WHAT IS NEEDED: Without altering anything, output the material below.

[begin RECORD SET]

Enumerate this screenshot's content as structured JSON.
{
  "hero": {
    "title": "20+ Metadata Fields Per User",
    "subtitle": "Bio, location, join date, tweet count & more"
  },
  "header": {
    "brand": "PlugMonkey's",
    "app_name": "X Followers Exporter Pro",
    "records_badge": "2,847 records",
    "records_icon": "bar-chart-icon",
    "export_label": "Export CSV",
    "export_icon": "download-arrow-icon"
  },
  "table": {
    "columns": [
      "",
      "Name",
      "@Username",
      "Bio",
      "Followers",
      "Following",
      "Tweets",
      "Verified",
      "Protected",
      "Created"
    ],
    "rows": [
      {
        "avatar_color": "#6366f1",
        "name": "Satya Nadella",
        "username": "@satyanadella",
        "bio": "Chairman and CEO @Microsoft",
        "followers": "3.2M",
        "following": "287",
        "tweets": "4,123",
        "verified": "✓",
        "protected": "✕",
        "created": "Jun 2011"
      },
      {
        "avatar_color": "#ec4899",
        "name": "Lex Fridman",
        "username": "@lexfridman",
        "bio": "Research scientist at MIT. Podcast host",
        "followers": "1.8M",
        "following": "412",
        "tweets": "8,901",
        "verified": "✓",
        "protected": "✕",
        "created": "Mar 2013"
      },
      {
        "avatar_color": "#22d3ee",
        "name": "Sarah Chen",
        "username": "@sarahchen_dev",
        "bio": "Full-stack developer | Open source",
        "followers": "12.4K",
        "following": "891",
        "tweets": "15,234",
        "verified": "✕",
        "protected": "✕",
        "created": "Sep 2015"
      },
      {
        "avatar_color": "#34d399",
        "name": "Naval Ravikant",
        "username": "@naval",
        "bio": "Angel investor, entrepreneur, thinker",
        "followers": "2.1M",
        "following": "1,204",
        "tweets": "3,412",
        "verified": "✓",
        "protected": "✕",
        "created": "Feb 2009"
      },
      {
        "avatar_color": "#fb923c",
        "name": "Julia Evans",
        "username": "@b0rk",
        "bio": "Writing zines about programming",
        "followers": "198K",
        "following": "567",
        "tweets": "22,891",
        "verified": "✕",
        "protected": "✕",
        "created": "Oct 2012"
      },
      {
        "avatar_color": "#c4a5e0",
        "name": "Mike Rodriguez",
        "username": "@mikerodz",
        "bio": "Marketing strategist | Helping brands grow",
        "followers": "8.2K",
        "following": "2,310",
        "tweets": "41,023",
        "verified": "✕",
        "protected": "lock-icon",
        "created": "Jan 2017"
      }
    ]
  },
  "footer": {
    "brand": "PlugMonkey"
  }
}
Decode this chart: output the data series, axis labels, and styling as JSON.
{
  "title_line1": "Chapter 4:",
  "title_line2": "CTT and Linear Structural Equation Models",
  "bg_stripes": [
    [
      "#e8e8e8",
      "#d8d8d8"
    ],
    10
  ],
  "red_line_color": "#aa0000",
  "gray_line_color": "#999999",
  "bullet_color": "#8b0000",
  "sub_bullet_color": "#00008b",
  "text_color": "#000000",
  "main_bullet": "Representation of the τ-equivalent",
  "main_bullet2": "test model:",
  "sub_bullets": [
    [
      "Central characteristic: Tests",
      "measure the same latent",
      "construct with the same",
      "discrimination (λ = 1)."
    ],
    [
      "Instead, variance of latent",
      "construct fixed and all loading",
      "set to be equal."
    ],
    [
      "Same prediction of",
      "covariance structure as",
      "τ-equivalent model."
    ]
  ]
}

[end RECORD SET]

ANSWER BELOW:
Enumerate this screenshot's content as structured JSON.
{
  "hero": {
    "title": "20+ Metadata Fields Per User",
    "subtitle": "Bio, location, join date, tweet count & more"
  },
  "header": {
    "brand": "PlugMonkey's",
    "app_name": "X Followers Exporter Pro",
    "records_badge": "2,847 records",
    "records_icon": "bar-chart-icon",
    "export_label": "Export CSV",
    "export_icon": "download-arrow-icon"
  },
  "table": {
    "columns": [
      "",
      "Name",
      "@Username",
      "Bio",
      "Followers",
      "Following",
      "Tweets",
      "Verified",
      "Protected",
      "Created"
    ],
    "rows": [
      {
        "avatar_color": "#6366f1",
        "name": "Satya Nadella",
        "username": "@satyanadella",
        "bio": "Chairman and CEO @Microsoft",
        "followers": "3.2M",
        "following": "287",
        "tweets": "4,123",
        "verified": "✓",
        "protected": "✕",
        "created": "Jun 2011"
      },
      {
        "avatar_color": "#ec4899",
        "name": "Lex Fridman",
        "username": "@lexfridman",
        "bio": "Research scientist at MIT. Podcast host",
        "followers": "1.8M",
        "following": "412",
        "tweets": "8,901",
        "verified": "✓",
        "protected": "✕",
        "created": "Mar 2013"
      },
      {
        "avatar_color": "#22d3ee",
        "name": "Sarah Chen",
        "username": "@sarahchen_dev",
        "bio": "Full-stack developer | Open source",
        "followers": "12.4K",
        "following": "891",
        "tweets": "15,234",
        "verified": "✕",
        "protected": "✕",
        "created": "Sep 2015"
      },
      {
        "avatar_color": "#34d399",
        "name": "Naval Ravikant",
        "username": "@naval",
        "bio": "Angel investor, entrepreneur, thinker",
        "followers": "2.1M",
        "following": "1,204",
        "tweets": "3,412",
        "verified": "✓",
        "protected": "✕",
        "created": "Feb 2009"
      },
      {
        "avatar_color": "#fb923c",
        "name": "Julia Evans",
        "username": "@b0rk",
        "bio": "Writing zines about programming",
        "followers": "198K",
        "following": "567",
        "tweets": "22,891",
        "verified": "✕",
        "protected": "✕",
        "created": "Oct 2012"
      },
      {
        "avatar_color": "#c4a5e0",
        "name": "Mike Rodriguez",
        "username": "@mikerodz",
        "bio": "Marketing strategist | Helping brands grow",
        "followers": "8.2K",
        "following": "2,310",
        "tweets": "41,023",
        "verified": "✕",
        "protected": "lock-icon",
        "created": "Jan 2017"
      }
    ]
  },
  "footer": {
    "brand": "PlugMonkey"
  }
}
Decode this chart: output the data series, axis labels, and styling as JSON.
{
  "title_line1": "Chapter 4:",
  "title_line2": "CTT and Linear Structural Equation Models",
  "bg_stripes": [
    [
      "#e8e8e8",
      "#d8d8d8"
    ],
    10
  ],
  "red_line_color": "#aa0000",
  "gray_line_color": "#999999",
  "bullet_color": "#8b0000",
  "sub_bullet_color": "#00008b",
  "text_color": "#000000",
  "main_bullet": "Representation of the τ-equivalent",
  "main_bullet2": "test model:",
  "sub_bullets": [
    [
      "Central characteristic: Tests",
      "measure the same latent",
      "construct with the same",
      "discrimination (λ = 1)."
    ],
    [
      "Instead, variance of latent",
      "construct fixed and all loading",
      "set to be equal."
    ],
    [
      "Same prediction of",
      "covariance structure as",
      "τ-equivalent model."
    ]
  ]
}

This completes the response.